### What to produce
Output, please, every line from the line that holds "Output the text content of this document." to the end, exactly as written.

-- start of Records for the task --

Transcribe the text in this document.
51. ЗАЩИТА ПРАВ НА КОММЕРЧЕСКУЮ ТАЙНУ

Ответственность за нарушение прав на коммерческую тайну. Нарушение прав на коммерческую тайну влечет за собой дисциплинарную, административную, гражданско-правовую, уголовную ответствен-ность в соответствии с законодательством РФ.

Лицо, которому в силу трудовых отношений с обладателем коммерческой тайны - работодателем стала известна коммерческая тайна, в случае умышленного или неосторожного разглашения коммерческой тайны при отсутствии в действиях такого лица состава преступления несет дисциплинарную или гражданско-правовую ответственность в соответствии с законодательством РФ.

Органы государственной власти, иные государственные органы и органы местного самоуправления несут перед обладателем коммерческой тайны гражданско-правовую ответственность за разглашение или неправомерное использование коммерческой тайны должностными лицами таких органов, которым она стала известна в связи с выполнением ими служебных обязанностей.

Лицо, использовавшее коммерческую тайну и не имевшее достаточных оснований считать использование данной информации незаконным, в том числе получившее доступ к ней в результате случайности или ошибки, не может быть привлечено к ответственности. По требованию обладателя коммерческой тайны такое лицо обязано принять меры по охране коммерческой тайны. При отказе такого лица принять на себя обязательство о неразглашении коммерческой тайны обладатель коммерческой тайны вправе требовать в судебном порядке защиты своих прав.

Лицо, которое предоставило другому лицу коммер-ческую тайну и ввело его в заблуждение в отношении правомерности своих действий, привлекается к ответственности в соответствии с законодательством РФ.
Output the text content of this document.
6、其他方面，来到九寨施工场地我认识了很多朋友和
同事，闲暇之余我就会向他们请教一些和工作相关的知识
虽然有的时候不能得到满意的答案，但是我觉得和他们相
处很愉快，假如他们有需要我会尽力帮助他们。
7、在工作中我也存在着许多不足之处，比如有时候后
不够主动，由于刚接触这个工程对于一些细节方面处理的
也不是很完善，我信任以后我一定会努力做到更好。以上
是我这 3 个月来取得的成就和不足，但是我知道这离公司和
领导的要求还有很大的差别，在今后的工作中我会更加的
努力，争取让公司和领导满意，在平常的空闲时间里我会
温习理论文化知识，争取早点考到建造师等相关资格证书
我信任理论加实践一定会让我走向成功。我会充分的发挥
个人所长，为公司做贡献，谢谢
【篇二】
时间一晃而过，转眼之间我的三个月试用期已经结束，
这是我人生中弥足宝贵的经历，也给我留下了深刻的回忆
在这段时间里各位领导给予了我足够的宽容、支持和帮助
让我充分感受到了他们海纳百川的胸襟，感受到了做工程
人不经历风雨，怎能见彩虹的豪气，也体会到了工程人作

-- end of Records for the task --

### Solution
Output the text content of this document.
6、其他方面，来到九寨施工场地我认识了很多朋友和
同事，闲暇之余我就会向他们请教一些和工作相关的知识
虽然有的时候不能得到满意的答案，但是我觉得和他们相
处很愉快，假如他们有需要我会尽力帮助他们。
7、在工作中我也存在着许多不足之处，比如有时候后
不够主动，由于刚接触这个工程对于一些细节方面处理的
也不是很完善，我信任以后我一定会努力做到更好。以上
是我这 3 个月来取得的成就和不足，但是我知道这离公司和
领导的要求还有很大的差别，在今后的工作中我会更加的
努力，争取让公司和领导满意，在平常的空闲时间里我会
温习理论文化知识，争取早点考到建造师等相关资格证书
我信任理论加实践一定会让我走向成功。我会充分的发挥
个人所长，为公司做贡献，谢谢
【篇二】
时间一晃而过，转眼之间我的三个月试用期已经结束，
这是我人生中弥足宝贵的经历，也给我留下了深刻的回忆
在这段时间里各位领导给予了我足够的宽容、支持和帮助
让我充分感受到了他们海纳百川的胸襟，感受到了做工程
人不经历风雨，怎能见彩虹的豪气，也体会到了工程人作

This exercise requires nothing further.